• Problem
Determine which lines contain the word "SEAK", then copy those lines.

(A block of data)
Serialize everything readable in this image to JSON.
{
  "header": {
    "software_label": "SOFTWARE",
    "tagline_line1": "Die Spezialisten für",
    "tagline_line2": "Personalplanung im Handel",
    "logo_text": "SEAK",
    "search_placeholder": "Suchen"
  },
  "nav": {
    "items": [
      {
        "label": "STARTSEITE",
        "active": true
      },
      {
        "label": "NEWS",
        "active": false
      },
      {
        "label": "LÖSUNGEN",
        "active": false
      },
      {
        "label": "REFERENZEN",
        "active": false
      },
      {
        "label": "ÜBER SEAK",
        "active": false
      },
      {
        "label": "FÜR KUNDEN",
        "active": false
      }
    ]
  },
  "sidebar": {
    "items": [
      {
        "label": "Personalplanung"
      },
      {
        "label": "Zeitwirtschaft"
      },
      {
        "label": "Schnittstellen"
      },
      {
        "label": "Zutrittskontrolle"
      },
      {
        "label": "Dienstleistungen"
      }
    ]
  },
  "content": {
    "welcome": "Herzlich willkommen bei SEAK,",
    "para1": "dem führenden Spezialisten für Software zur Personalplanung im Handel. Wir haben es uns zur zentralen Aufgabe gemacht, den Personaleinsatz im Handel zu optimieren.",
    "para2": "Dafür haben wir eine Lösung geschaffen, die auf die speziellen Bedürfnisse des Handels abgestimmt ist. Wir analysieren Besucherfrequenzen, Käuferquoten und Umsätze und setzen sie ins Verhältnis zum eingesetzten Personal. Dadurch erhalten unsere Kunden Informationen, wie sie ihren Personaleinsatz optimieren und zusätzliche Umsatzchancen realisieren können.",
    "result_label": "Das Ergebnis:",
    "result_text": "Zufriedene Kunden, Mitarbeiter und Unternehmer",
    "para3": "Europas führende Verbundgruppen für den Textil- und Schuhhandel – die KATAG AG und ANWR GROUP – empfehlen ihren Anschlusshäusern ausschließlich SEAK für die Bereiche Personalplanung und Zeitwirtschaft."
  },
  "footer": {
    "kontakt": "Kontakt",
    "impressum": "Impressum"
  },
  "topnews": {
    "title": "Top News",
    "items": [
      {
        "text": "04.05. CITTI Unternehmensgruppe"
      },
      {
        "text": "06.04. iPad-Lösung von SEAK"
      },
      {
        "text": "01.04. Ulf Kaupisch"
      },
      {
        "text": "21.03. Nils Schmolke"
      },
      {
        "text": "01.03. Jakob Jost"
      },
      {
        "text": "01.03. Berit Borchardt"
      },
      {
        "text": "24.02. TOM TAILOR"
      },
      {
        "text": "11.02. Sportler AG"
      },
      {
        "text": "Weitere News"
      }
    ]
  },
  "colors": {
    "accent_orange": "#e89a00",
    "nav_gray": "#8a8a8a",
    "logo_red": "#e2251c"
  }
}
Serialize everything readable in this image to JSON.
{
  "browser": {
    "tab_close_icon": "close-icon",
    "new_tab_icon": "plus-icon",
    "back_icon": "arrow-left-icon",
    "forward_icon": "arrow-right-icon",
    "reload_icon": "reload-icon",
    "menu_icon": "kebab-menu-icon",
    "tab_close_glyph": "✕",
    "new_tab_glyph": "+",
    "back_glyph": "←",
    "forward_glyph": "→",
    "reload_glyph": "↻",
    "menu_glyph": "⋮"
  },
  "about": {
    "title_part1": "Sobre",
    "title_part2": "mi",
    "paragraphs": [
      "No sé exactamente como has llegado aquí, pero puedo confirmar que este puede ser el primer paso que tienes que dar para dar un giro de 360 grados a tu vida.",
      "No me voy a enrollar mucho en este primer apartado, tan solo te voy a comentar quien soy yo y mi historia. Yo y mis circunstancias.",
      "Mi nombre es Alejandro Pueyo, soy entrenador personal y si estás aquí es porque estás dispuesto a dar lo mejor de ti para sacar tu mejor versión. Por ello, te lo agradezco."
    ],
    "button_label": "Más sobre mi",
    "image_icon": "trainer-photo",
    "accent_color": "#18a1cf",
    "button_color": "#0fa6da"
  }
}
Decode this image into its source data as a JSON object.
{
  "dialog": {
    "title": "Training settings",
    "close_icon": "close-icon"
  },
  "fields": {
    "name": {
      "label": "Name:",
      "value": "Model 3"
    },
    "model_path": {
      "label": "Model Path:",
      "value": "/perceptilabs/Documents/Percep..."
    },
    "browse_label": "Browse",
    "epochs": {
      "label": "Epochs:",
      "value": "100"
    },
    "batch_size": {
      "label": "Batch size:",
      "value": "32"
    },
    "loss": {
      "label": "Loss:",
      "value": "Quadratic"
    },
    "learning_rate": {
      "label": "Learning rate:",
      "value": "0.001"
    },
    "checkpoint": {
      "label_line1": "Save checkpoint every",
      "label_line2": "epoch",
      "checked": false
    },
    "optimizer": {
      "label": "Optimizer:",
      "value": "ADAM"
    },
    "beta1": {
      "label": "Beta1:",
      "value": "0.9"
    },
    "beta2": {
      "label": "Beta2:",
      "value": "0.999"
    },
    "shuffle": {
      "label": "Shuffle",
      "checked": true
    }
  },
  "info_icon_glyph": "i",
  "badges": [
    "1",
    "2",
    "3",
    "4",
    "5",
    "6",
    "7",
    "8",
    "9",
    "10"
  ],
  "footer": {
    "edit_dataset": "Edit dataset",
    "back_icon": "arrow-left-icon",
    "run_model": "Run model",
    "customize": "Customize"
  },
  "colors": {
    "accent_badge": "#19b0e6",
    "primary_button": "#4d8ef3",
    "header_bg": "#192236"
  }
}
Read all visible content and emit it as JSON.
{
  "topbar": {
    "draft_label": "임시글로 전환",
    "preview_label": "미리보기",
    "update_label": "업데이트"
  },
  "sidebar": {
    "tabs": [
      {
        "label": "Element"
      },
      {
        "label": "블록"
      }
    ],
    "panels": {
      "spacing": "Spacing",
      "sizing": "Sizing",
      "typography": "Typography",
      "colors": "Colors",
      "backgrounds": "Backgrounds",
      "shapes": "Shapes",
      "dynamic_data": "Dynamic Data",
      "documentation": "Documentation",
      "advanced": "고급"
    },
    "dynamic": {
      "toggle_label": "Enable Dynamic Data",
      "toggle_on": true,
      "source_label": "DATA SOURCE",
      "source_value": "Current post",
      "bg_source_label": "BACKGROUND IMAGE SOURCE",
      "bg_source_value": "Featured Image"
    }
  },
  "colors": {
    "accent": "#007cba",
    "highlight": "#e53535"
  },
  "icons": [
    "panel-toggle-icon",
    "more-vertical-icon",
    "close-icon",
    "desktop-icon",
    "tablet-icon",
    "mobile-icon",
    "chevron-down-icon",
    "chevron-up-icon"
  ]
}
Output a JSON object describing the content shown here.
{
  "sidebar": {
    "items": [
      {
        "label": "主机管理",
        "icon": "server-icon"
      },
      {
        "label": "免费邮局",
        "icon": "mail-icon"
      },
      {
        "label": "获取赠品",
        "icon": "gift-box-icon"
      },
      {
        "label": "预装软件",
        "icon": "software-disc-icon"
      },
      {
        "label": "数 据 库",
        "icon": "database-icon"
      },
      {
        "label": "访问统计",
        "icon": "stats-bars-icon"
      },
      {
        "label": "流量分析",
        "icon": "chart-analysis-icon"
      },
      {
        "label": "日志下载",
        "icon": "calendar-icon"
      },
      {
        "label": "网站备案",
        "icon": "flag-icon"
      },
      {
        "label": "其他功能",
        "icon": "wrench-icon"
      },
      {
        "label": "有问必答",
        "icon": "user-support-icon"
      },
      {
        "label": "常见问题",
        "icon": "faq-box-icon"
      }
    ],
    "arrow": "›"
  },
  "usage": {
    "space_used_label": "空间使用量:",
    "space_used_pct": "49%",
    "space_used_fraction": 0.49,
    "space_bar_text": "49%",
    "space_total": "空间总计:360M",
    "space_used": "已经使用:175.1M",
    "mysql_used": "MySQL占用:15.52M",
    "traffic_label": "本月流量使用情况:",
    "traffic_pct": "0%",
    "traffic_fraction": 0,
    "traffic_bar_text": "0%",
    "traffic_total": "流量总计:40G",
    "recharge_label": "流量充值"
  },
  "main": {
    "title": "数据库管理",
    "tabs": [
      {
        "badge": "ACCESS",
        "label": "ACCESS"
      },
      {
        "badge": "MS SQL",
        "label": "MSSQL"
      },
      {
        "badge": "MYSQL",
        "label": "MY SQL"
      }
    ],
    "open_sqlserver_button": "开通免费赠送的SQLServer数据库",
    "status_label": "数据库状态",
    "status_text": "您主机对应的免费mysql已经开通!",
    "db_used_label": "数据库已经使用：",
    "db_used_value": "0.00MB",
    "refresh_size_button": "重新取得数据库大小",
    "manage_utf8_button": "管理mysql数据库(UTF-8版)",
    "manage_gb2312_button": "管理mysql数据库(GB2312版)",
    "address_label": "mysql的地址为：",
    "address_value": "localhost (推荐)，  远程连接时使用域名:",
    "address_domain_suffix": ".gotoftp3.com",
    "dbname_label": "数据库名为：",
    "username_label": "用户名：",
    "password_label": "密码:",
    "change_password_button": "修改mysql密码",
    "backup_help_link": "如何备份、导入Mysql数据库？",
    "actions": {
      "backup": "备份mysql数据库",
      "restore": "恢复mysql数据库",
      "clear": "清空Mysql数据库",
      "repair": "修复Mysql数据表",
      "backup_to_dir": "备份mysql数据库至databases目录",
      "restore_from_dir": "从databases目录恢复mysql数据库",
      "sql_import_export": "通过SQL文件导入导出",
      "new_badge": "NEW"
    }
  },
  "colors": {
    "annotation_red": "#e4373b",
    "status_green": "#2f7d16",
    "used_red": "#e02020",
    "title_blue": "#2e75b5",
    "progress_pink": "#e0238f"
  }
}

• Reply
    "logo_text": "SEAK",
        "label": "ÜBER SEAK",
    "welcome": "Herzlich willkommen bei SEAK,",
    "para3": "Europas führende Verbundgruppen für den Textil- und Schuhhandel – die KATAG AG und ANWR GROUP – empfehlen ihren Anschlusshäusern ausschließlich SEAK für die Bereiche Personalplanung und Zeitwirtschaft."
        "text": "06.04. iPad-Lösung von SEAK"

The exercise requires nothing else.